> _What to work on_:
Copy out every row below character for character, leaving out the pictures.
-- BEGIN --
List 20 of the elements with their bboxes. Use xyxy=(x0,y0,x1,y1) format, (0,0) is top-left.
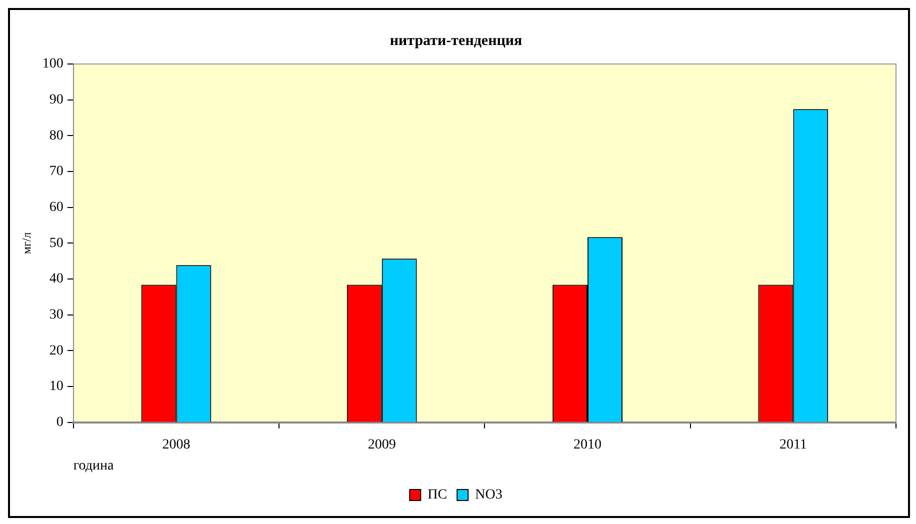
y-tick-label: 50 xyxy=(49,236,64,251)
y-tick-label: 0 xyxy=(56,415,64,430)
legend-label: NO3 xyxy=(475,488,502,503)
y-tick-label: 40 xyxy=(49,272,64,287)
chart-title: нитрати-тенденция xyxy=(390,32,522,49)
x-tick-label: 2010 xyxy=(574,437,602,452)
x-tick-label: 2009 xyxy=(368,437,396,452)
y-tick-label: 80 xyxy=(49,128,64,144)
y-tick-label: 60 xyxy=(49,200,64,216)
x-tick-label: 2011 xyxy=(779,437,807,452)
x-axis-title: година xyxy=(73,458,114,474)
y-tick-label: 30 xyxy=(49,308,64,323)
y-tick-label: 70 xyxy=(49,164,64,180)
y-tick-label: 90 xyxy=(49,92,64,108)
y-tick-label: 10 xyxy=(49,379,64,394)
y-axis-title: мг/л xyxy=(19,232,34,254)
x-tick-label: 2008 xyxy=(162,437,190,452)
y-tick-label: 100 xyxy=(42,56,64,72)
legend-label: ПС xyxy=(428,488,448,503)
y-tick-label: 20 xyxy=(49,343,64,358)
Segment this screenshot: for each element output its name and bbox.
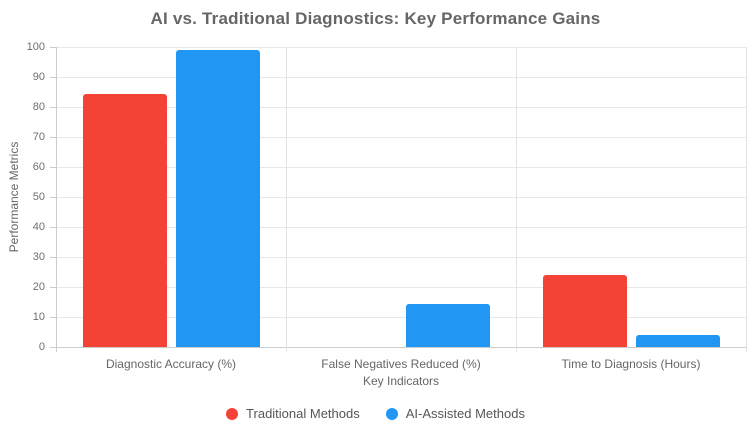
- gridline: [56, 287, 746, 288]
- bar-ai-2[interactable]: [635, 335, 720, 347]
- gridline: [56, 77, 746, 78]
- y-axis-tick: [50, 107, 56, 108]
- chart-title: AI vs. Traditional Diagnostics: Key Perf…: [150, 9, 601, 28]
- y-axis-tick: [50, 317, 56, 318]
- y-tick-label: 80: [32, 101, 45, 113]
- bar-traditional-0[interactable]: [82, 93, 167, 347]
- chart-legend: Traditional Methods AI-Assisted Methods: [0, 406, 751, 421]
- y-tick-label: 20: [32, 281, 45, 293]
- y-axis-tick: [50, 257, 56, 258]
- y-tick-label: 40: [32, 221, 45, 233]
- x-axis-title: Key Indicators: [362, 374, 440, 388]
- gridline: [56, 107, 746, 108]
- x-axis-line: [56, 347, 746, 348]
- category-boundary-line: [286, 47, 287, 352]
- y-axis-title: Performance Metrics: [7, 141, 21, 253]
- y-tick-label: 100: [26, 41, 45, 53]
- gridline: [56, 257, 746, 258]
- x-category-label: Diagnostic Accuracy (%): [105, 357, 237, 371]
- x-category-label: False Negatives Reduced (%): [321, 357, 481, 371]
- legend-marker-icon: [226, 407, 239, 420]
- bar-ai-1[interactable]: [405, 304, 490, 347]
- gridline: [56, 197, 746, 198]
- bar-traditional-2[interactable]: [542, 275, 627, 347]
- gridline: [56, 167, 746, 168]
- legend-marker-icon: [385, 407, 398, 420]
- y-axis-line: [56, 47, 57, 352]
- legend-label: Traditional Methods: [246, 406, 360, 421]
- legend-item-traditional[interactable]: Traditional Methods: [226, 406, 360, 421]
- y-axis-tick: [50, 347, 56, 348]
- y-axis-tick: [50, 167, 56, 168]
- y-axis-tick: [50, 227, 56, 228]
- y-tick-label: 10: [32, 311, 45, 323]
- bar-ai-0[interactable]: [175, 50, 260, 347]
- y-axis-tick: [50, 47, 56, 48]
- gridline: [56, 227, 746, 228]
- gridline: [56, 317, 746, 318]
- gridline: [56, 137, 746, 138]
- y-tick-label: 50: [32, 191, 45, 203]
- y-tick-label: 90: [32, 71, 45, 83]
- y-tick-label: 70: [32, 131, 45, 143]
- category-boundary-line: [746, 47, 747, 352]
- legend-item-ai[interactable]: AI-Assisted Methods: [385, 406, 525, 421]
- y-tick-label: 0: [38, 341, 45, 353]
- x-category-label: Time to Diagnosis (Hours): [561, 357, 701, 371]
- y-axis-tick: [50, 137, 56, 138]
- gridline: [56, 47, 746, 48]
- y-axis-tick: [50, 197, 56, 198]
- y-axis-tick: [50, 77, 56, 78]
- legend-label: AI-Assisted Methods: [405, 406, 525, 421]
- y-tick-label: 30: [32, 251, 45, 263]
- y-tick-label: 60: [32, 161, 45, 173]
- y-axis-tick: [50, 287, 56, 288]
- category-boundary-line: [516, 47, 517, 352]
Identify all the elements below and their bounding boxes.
-- END --
> _Written answer_:
List 20 of the elements with their bboxes. Use xyxy=(x0,y0,x1,y1) format, (0,0) is top-left.
y-tick-label: 50 xyxy=(49,236,64,251)
y-tick-label: 0 xyxy=(56,415,64,430)
legend-label: NO3 xyxy=(475,488,502,503)
y-tick-label: 40 xyxy=(49,272,64,287)
chart-title: нитрати-тенденция xyxy=(390,32,522,49)
x-tick-label: 2010 xyxy=(574,437,602,452)
x-tick-label: 2009 xyxy=(368,437,396,452)
y-tick-label: 80 xyxy=(49,128,64,144)
y-tick-label: 60 xyxy=(49,200,64,216)
x-tick-label: 2011 xyxy=(779,437,807,452)
x-axis-title: година xyxy=(73,458,114,474)
y-tick-label: 30 xyxy=(49,308,64,323)
y-tick-label: 70 xyxy=(49,164,64,180)
y-tick-label: 90 xyxy=(49,92,64,108)
y-tick-label: 10 xyxy=(49,379,64,394)
y-axis-title: мг/л xyxy=(19,232,34,254)
x-tick-label: 2008 xyxy=(162,437,190,452)
y-tick-label: 100 xyxy=(42,56,64,72)
legend-label: ПС xyxy=(428,488,448,503)
y-tick-label: 20 xyxy=(49,343,64,358)
Segment this screenshot: for each element output its name and bbox.
- gridline: [56, 287, 746, 288]
- bar-ai-2[interactable]: [635, 335, 720, 347]
- gridline: [56, 77, 746, 78]
- y-axis-tick: [50, 107, 56, 108]
- chart-title: AI vs. Traditional Diagnostics: Key Perf…: [150, 9, 601, 28]
- y-axis-tick: [50, 317, 56, 318]
- y-tick-label: 80: [32, 101, 45, 113]
- bar-traditional-0[interactable]: [82, 93, 167, 347]
- chart-legend: Traditional Methods AI-Assisted Methods: [0, 406, 751, 421]
- y-tick-label: 20: [32, 281, 45, 293]
- y-axis-tick: [50, 257, 56, 258]
- y-tick-label: 40: [32, 221, 45, 233]
- x-axis-title: Key Indicators: [362, 374, 440, 388]
- gridline: [56, 107, 746, 108]
- x-axis-line: [56, 347, 746, 348]
- category-boundary-line: [286, 47, 287, 352]
- y-axis-title: Performance Metrics: [7, 141, 21, 253]
- y-tick-label: 100: [26, 41, 45, 53]
- gridline: [56, 257, 746, 258]
- x-category-label: Diagnostic Accuracy (%): [105, 357, 237, 371]
- x-category-label: False Negatives Reduced (%): [321, 357, 481, 371]
- legend-marker-icon: [226, 407, 239, 420]
- bar-ai-1[interactable]: [405, 304, 490, 347]
- gridline: [56, 197, 746, 198]
- bar-traditional-2[interactable]: [542, 275, 627, 347]
- gridline: [56, 167, 746, 168]
- legend-marker-icon: [385, 407, 398, 420]
- y-axis-line: [56, 47, 57, 352]
- legend-label: Traditional Methods: [246, 406, 360, 421]
- legend-item-traditional[interactable]: Traditional Methods: [226, 406, 360, 421]
- y-axis-tick: [50, 347, 56, 348]
- y-axis-tick: [50, 167, 56, 168]
- y-axis-tick: [50, 227, 56, 228]
- y-tick-label: 10: [32, 311, 45, 323]
- bar-ai-0[interactable]: [175, 50, 260, 347]
- y-axis-tick: [50, 47, 56, 48]
- gridline: [56, 227, 746, 228]
- gridline: [56, 317, 746, 318]
- gridline: [56, 137, 746, 138]
- y-tick-label: 50: [32, 191, 45, 203]
- y-tick-label: 90: [32, 71, 45, 83]
- y-tick-label: 70: [32, 131, 45, 143]
- category-boundary-line: [746, 47, 747, 352]
- legend-item-ai[interactable]: AI-Assisted Methods: [385, 406, 525, 421]
- y-tick-label: 0: [38, 341, 45, 353]
- x-category-label: Time to Diagnosis (Hours): [561, 357, 701, 371]
- y-axis-tick: [50, 137, 56, 138]
- gridline: [56, 47, 746, 48]
- y-axis-tick: [50, 197, 56, 198]
- y-axis-tick: [50, 77, 56, 78]
- legend-label: AI-Assisted Methods: [405, 406, 525, 421]
- y-tick-label: 30: [32, 251, 45, 263]
- y-tick-label: 60: [32, 161, 45, 173]
- y-axis-tick: [50, 287, 56, 288]
- category-boundary-line: [516, 47, 517, 352]
Identify all the elements below and their bounding boxes.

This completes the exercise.